提示された文章:
◆ ◆ ◆ ◆ ◆

見出し画像

何銘柄投資するのが最適?

個別株に投資する中で悩むのが「投資する銘柄数」です。

1.「分散投資は無知へのヘッジ」という言葉の意味

一般的には
<集中投資>
・価格上昇による上がり幅が大きい
・効率よく資産上昇するので、資産を拡大するのに向いている
・マイナスの影響も受けやすい
・倒産リスクが大きい

<分散投資>
・価格上昇による上がり幅が小さい
・資産の上下動が少なく、資産を維持しやすい
・倒産リスクが小さい

などの特徴がありますが、個別株に投資する投資家は集中投資を志向している方が多い印象です。

集中投資派の根拠としてよく挙げられるのがウォーレン・バフェットの発言
「分散投資は無知へのヘッジである」

◆ ◆ ◆ ◆ ◆

データ一覧:
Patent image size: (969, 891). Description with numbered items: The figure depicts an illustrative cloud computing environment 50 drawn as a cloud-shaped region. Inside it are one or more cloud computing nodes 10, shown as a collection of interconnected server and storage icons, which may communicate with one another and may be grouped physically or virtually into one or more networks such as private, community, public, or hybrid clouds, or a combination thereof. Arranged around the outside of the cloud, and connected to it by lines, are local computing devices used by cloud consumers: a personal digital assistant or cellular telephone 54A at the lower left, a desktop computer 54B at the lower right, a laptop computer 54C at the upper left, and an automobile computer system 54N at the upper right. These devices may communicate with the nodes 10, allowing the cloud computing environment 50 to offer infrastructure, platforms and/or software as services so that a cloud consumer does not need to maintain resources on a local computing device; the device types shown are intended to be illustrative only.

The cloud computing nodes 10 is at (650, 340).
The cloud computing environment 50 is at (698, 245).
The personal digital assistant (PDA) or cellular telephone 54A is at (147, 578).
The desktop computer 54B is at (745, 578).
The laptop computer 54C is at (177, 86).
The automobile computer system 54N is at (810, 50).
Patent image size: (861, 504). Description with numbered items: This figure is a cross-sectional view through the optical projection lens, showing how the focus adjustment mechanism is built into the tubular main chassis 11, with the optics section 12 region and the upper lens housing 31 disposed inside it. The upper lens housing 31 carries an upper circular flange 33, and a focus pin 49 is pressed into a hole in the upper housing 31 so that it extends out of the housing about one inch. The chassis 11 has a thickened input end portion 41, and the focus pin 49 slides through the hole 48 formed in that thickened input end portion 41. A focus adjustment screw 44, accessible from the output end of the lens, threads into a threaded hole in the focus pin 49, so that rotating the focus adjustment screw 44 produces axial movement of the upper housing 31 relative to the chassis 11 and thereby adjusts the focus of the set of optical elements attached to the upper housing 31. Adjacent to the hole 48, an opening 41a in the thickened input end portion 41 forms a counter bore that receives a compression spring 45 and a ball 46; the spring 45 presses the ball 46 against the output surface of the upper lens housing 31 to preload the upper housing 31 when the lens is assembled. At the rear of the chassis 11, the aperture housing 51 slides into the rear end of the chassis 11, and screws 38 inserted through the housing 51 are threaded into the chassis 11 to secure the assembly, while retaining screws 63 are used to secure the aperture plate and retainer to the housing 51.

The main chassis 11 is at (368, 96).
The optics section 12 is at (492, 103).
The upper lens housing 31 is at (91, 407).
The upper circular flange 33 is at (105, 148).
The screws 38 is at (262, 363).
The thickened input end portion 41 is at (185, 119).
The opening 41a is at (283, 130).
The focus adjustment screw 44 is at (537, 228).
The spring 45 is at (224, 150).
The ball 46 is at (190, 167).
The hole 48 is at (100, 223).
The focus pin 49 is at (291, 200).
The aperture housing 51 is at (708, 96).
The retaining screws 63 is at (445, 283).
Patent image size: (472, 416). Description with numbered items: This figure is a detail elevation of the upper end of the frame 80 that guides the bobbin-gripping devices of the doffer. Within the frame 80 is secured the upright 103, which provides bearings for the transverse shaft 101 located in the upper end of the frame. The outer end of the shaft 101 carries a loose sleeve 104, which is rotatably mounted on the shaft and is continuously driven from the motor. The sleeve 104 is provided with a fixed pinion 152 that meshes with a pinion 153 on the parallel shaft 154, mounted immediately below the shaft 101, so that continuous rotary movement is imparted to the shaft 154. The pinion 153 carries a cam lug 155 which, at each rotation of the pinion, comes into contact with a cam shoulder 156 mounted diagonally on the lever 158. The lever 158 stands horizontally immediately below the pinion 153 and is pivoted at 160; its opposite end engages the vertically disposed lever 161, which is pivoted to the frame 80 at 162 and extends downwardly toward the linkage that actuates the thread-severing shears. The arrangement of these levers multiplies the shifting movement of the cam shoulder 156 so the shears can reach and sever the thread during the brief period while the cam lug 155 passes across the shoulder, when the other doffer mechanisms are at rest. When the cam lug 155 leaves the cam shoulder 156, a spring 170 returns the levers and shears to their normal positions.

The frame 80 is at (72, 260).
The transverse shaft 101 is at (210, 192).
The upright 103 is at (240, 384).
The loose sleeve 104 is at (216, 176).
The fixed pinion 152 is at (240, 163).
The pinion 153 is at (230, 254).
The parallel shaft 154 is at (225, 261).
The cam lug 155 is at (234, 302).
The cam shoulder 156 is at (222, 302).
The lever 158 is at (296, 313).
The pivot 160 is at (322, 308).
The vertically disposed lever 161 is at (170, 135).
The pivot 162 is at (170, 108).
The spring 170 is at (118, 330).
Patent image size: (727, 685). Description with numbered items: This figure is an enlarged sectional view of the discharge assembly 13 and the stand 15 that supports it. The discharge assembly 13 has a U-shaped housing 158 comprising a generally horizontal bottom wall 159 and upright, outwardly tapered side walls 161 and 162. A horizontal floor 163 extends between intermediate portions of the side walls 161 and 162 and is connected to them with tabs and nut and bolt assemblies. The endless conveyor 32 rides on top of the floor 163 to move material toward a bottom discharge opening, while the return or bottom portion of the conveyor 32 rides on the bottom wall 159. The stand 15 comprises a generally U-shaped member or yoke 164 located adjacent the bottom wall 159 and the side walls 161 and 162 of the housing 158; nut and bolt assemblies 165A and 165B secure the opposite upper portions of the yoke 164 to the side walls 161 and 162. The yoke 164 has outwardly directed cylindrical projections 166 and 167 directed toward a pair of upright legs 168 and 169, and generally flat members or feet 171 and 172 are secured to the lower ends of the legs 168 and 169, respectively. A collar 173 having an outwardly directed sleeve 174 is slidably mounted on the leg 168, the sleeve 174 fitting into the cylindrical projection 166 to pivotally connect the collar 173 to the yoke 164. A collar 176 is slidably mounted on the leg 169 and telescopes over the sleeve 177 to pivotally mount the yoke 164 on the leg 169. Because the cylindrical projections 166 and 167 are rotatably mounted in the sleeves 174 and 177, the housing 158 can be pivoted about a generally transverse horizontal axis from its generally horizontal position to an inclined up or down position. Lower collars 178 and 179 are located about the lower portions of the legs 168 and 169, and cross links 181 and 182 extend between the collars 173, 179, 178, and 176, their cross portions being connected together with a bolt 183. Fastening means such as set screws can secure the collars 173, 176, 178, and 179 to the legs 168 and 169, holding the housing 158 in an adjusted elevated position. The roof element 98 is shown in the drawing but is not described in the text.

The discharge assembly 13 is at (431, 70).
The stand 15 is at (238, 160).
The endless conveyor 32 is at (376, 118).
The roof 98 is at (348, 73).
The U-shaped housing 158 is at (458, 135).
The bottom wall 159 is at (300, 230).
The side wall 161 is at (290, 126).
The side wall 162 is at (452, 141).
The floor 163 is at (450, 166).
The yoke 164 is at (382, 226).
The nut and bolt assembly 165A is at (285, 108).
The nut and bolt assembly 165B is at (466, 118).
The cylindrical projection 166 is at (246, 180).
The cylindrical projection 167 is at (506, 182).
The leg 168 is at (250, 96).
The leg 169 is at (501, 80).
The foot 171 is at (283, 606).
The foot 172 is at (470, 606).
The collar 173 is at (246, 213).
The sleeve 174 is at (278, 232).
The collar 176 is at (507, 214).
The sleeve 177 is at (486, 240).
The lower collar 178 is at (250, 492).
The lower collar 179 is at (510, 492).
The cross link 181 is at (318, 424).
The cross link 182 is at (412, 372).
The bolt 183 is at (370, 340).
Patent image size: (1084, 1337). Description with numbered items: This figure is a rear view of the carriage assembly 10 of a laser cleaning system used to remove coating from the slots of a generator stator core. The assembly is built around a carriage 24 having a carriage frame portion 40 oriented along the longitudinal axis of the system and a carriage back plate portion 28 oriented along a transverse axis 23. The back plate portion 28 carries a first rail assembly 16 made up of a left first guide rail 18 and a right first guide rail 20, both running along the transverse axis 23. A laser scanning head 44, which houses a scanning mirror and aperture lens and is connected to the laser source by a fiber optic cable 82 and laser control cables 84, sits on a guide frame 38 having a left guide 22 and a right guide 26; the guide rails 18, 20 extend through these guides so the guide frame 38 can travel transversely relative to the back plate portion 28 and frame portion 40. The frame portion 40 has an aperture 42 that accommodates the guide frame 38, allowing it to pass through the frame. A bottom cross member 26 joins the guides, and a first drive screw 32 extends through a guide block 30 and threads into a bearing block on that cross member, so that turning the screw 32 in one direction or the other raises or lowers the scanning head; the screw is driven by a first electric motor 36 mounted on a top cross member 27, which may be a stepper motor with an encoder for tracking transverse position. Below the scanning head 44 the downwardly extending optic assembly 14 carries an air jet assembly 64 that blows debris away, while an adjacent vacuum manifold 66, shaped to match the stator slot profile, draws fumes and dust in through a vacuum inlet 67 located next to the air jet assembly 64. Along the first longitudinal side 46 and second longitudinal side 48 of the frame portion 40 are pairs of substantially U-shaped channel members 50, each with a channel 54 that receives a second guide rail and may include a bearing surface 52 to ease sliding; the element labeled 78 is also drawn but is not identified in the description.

◆ ◆ ◆ ◆ ◆

取り組む課題:
1. 投資銘柄数についての文章を、2文で要約してください。
2. 次の(a)〜(c)が投資銘柄数についての文章と一致するかどうか、それぞれ「はい」か「いいえ」で答えてください。判断の決め手となる文章中の語句もそのまま引用してください。
(a) 分散投資は倒産リスクが大きいとされている。
(b) 集中投資はマイナスの影響を受けやすいとされている。
(c) バフェットの発言は分散投資派の根拠として挙げられている。

各課題の解答:
1. 個別株投資では投資する銘柄数に悩むものであり、一般に集中投資は上がり幅が大きく資産拡大に向く一方で倒産リスクが大きく、分散投資は上がり幅が小さいものの資産を維持しやすく倒産リスクが小さいとされる。個別株に投資する投資家には集中投資を志向する人が多い印象があり、その根拠としてウォーレン・バフェットの「分散投資は無知へのヘッジである」という発言がよく挙げられる。

2.
(a) いいえ。「倒産リスクが小さい」
(b) はい。「マイナスの影響も受けやすい」
(c) いいえ。「集中投資派の根拠としてよく挙げられるのがウォーレン・バフェットの発言」